◆ SUPPLIED RECORDS ◆
· · · · · · ·
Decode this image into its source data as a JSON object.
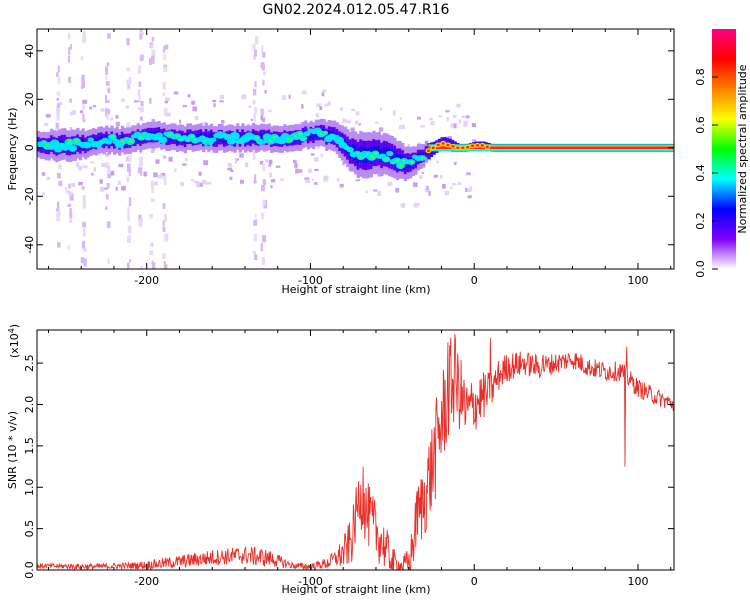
{
  "title": "GN02.2024.012.05.47.R16",
  "chart_data": [
    {
      "type": "heatmap",
      "title": "GN02.2024.012.05.47.R16",
      "xlabel": "Height of straight line (km)",
      "ylabel": "Frequency (Hz)",
      "xlim": [
        -267,
        122
      ],
      "ylim": [
        -50,
        49
      ],
      "xticks": [
        -200,
        -100,
        0,
        100
      ],
      "yticks": [
        -40,
        -20,
        0,
        20,
        40
      ],
      "xtick_labels": [
        "-200",
        "-100",
        "0",
        "100"
      ],
      "ytick_labels": [
        "-40",
        "-20",
        "0",
        "20",
        "40"
      ],
      "trace": {
        "x": [
          -265,
          -255,
          -245,
          -235,
          -225,
          -215,
          -205,
          -195,
          -185,
          -175,
          -165,
          -155,
          -145,
          -135,
          -125,
          -115,
          -105,
          -95,
          -85,
          -80,
          -75,
          -70,
          -65,
          -60,
          -55,
          -50,
          -45,
          -40,
          -35,
          -30,
          -25,
          -20,
          -15,
          -10,
          -5,
          0,
          5,
          10,
          20,
          40,
          60,
          80,
          100,
          122
        ],
        "y": [
          1,
          1,
          1,
          2,
          3,
          3,
          4,
          5,
          4,
          4,
          4,
          4,
          4,
          4,
          4,
          4,
          5,
          6,
          4,
          1,
          -2,
          -3,
          -3,
          -2,
          -3,
          -4,
          -6,
          -6,
          -4,
          -2,
          0,
          2,
          1,
          0,
          0,
          1,
          1,
          0,
          0,
          0,
          0,
          0,
          0,
          0
        ],
        "spread": [
          4,
          5,
          5,
          4,
          4,
          4,
          4,
          4,
          4,
          4,
          4,
          4,
          4,
          4,
          4,
          4,
          4,
          4,
          5,
          6,
          7,
          8,
          8,
          7,
          7,
          7,
          6,
          5,
          4,
          3,
          2,
          2,
          2,
          1,
          1,
          1,
          1,
          1,
          1,
          1,
          1,
          1,
          1,
          1
        ]
      },
      "tone_line_start_x": -28,
      "colorbar": {
        "label": "Normalized spectral amplitude",
        "range": [
          0.0,
          1.0
        ],
        "ticks": [
          0.0,
          0.2,
          0.4,
          0.6,
          0.8
        ],
        "tick_labels": [
          "0.0",
          "0.2",
          "0.4",
          "0.6",
          "0.8"
        ],
        "colors": [
          "#ffffff",
          "#8000ff",
          "#0000ff",
          "#00ffff",
          "#00ff00",
          "#ffff00",
          "#ff8000",
          "#ff0000",
          "#ff0080"
        ]
      }
    },
    {
      "type": "line",
      "xlabel": "Height of straight line (km)",
      "ylabel": "SNR (10 * v/v)",
      "scale_label": "(x10",
      "scale_exp": "4",
      "scale_close": ")",
      "xlim": [
        -267,
        122
      ],
      "ylim": [
        0,
        2.9
      ],
      "xticks": [
        -200,
        -100,
        0,
        100
      ],
      "yticks": [
        0.0,
        0.5,
        1.0,
        1.5,
        2.0,
        2.5
      ],
      "xtick_labels": [
        "-200",
        "-100",
        "0",
        "100"
      ],
      "ytick_labels": [
        "0.0",
        "0.5",
        "1.0",
        "1.5",
        "2.0",
        "2.5"
      ],
      "color": "#e8302a",
      "envelope": {
        "x": [
          -267,
          -230,
          -200,
          -180,
          -160,
          -140,
          -125,
          -110,
          -100,
          -90,
          -80,
          -75,
          -70,
          -66,
          -62,
          -58,
          -55,
          -50,
          -45,
          -40,
          -38,
          -35,
          -30,
          -25,
          -20,
          -15,
          -12,
          -8,
          -5,
          0,
          5,
          10,
          15,
          20,
          30,
          40,
          50,
          60,
          70,
          80,
          90,
          95,
          100,
          110,
          122
        ],
        "y": [
          0.05,
          0.04,
          0.06,
          0.1,
          0.15,
          0.18,
          0.14,
          0.05,
          0.04,
          0.08,
          0.2,
          0.35,
          0.9,
          0.7,
          0.55,
          0.4,
          0.3,
          0.1,
          0.05,
          0.08,
          0.25,
          0.6,
          0.9,
          1.3,
          1.8,
          2.2,
          2.3,
          2.1,
          1.9,
          2.0,
          2.1,
          2.15,
          2.35,
          2.45,
          2.5,
          2.45,
          2.5,
          2.55,
          2.45,
          2.4,
          2.4,
          2.3,
          2.2,
          2.1,
          2.0
        ]
      },
      "noise": {
        "x": [
          -267,
          -210,
          -180,
          -130,
          -110,
          -95,
          -85,
          -75,
          -65,
          -55,
          -45,
          -40,
          -35,
          -25,
          -15,
          -5,
          5,
          15,
          30,
          60,
          90,
          122
        ],
        "amp": [
          0.03,
          0.04,
          0.08,
          0.12,
          0.04,
          0.05,
          0.1,
          0.3,
          0.4,
          0.3,
          0.08,
          0.2,
          0.4,
          0.6,
          0.6,
          0.4,
          0.3,
          0.2,
          0.15,
          0.12,
          0.12,
          0.1
        ]
      },
      "spikes": [
        [
          -68,
          1.25
        ],
        [
          -12,
          2.85
        ],
        [
          -16,
          2.75
        ],
        [
          -35,
          0.95
        ],
        [
          10,
          2.8
        ],
        [
          42,
          2.6
        ],
        [
          92,
          1.25
        ],
        [
          93,
          2.7
        ]
      ]
    }
  ]
}
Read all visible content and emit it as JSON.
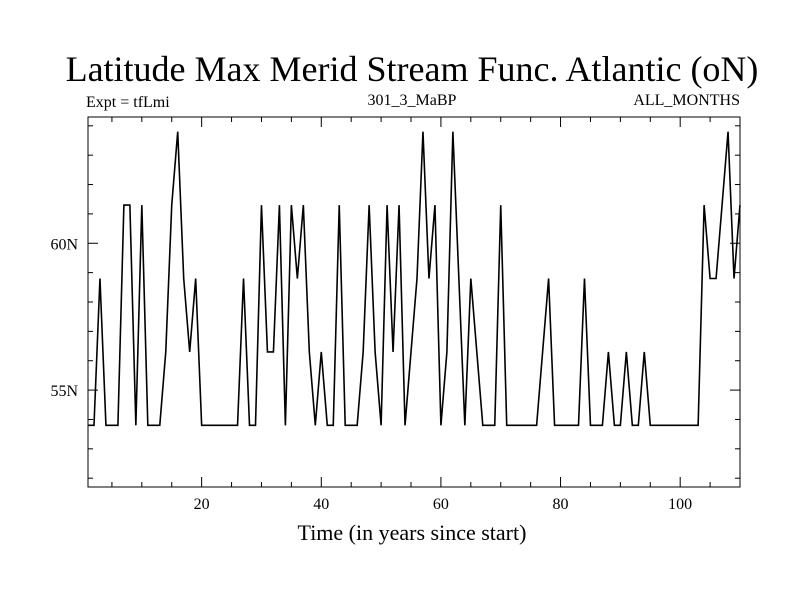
· · · · · · ·
◆ REQUEST ◆
Reproduce every line exactly and omit all pictures.

◆ ANSWER TO THIS TASK ◆
Decode this image into its source data as a JSON object.
{
  "title": "GN02.2024.012.05.47.R16",
  "chart_data": [
    {
      "type": "heatmap",
      "title": "GN02.2024.012.05.47.R16",
      "xlabel": "Height of straight line (km)",
      "ylabel": "Frequency (Hz)",
      "xlim": [
        -267,
        122
      ],
      "ylim": [
        -50,
        49
      ],
      "xticks": [
        -200,
        -100,
        0,
        100
      ],
      "yticks": [
        -40,
        -20,
        0,
        20,
        40
      ],
      "xtick_labels": [
        "-200",
        "-100",
        "0",
        "100"
      ],
      "ytick_labels": [
        "-40",
        "-20",
        "0",
        "20",
        "40"
      ],
      "trace": {
        "x": [
          -265,
          -255,
          -245,
          -235,
          -225,
          -215,
          -205,
          -195,
          -185,
          -175,
          -165,
          -155,
          -145,
          -135,
          -125,
          -115,
          -105,
          -95,
          -85,
          -80,
          -75,
          -70,
          -65,
          -60,
          -55,
          -50,
          -45,
          -40,
          -35,
          -30,
          -25,
          -20,
          -15,
          -10,
          -5,
          0,
          5,
          10,
          20,
          40,
          60,
          80,
          100,
          122
        ],
        "y": [
          1,
          1,
          1,
          2,
          3,
          3,
          4,
          5,
          4,
          4,
          4,
          4,
          4,
          4,
          4,
          4,
          5,
          6,
          4,
          1,
          -2,
          -3,
          -3,
          -2,
          -3,
          -4,
          -6,
          -6,
          -4,
          -2,
          0,
          2,
          1,
          0,
          0,
          1,
          1,
          0,
          0,
          0,
          0,
          0,
          0,
          0
        ],
        "spread": [
          4,
          5,
          5,
          4,
          4,
          4,
          4,
          4,
          4,
          4,
          4,
          4,
          4,
          4,
          4,
          4,
          4,
          4,
          5,
          6,
          7,
          8,
          8,
          7,
          7,
          7,
          6,
          5,
          4,
          3,
          2,
          2,
          2,
          1,
          1,
          1,
          1,
          1,
          1,
          1,
          1,
          1,
          1,
          1
        ]
      },
      "tone_line_start_x": -28,
      "colorbar": {
        "label": "Normalized spectral amplitude",
        "range": [
          0.0,
          1.0
        ],
        "ticks": [
          0.0,
          0.2,
          0.4,
          0.6,
          0.8
        ],
        "tick_labels": [
          "0.0",
          "0.2",
          "0.4",
          "0.6",
          "0.8"
        ],
        "colors": [
          "#ffffff",
          "#8000ff",
          "#0000ff",
          "#00ffff",
          "#00ff00",
          "#ffff00",
          "#ff8000",
          "#ff0000",
          "#ff0080"
        ]
      }
    },
    {
      "type": "line",
      "xlabel": "Height of straight line (km)",
      "ylabel": "SNR (10 * v/v)",
      "scale_label": "(x10",
      "scale_exp": "4",
      "scale_close": ")",
      "xlim": [
        -267,
        122
      ],
      "ylim": [
        0,
        2.9
      ],
      "xticks": [
        -200,
        -100,
        0,
        100
      ],
      "yticks": [
        0.0,
        0.5,
        1.0,
        1.5,
        2.0,
        2.5
      ],
      "xtick_labels": [
        "-200",
        "-100",
        "0",
        "100"
      ],
      "ytick_labels": [
        "0.0",
        "0.5",
        "1.0",
        "1.5",
        "2.0",
        "2.5"
      ],
      "color": "#e8302a",
      "envelope": {
        "x": [
          -267,
          -230,
          -200,
          -180,
          -160,
          -140,
          -125,
          -110,
          -100,
          -90,
          -80,
          -75,
          -70,
          -66,
          -62,
          -58,
          -55,
          -50,
          -45,
          -40,
          -38,
          -35,
          -30,
          -25,
          -20,
          -15,
          -12,
          -8,
          -5,
          0,
          5,
          10,
          15,
          20,
          30,
          40,
          50,
          60,
          70,
          80,
          90,
          95,
          100,
          110,
          122
        ],
        "y": [
          0.05,
          0.04,
          0.06,
          0.1,
          0.15,
          0.18,
          0.14,
          0.05,
          0.04,
          0.08,
          0.2,
          0.35,
          0.9,
          0.7,
          0.55,
          0.4,
          0.3,
          0.1,
          0.05,
          0.08,
          0.25,
          0.6,
          0.9,
          1.3,
          1.8,
          2.2,
          2.3,
          2.1,
          1.9,
          2.0,
          2.1,
          2.15,
          2.35,
          2.45,
          2.5,
          2.45,
          2.5,
          2.55,
          2.45,
          2.4,
          2.4,
          2.3,
          2.2,
          2.1,
          2.0
        ]
      },
      "noise": {
        "x": [
          -267,
          -210,
          -180,
          -130,
          -110,
          -95,
          -85,
          -75,
          -65,
          -55,
          -45,
          -40,
          -35,
          -25,
          -15,
          -5,
          5,
          15,
          30,
          60,
          90,
          122
        ],
        "amp": [
          0.03,
          0.04,
          0.08,
          0.12,
          0.04,
          0.05,
          0.1,
          0.3,
          0.4,
          0.3,
          0.08,
          0.2,
          0.4,
          0.6,
          0.6,
          0.4,
          0.3,
          0.2,
          0.15,
          0.12,
          0.12,
          0.1
        ]
      },
      "spikes": [
        [
          -68,
          1.25
        ],
        [
          -12,
          2.85
        ],
        [
          -16,
          2.75
        ],
        [
          -35,
          0.95
        ],
        [
          10,
          2.8
        ],
        [
          42,
          2.6
        ],
        [
          92,
          1.25
        ],
        [
          93,
          2.7
        ]
      ]
    }
  ]
}
Read all visible content and emit it as JSON.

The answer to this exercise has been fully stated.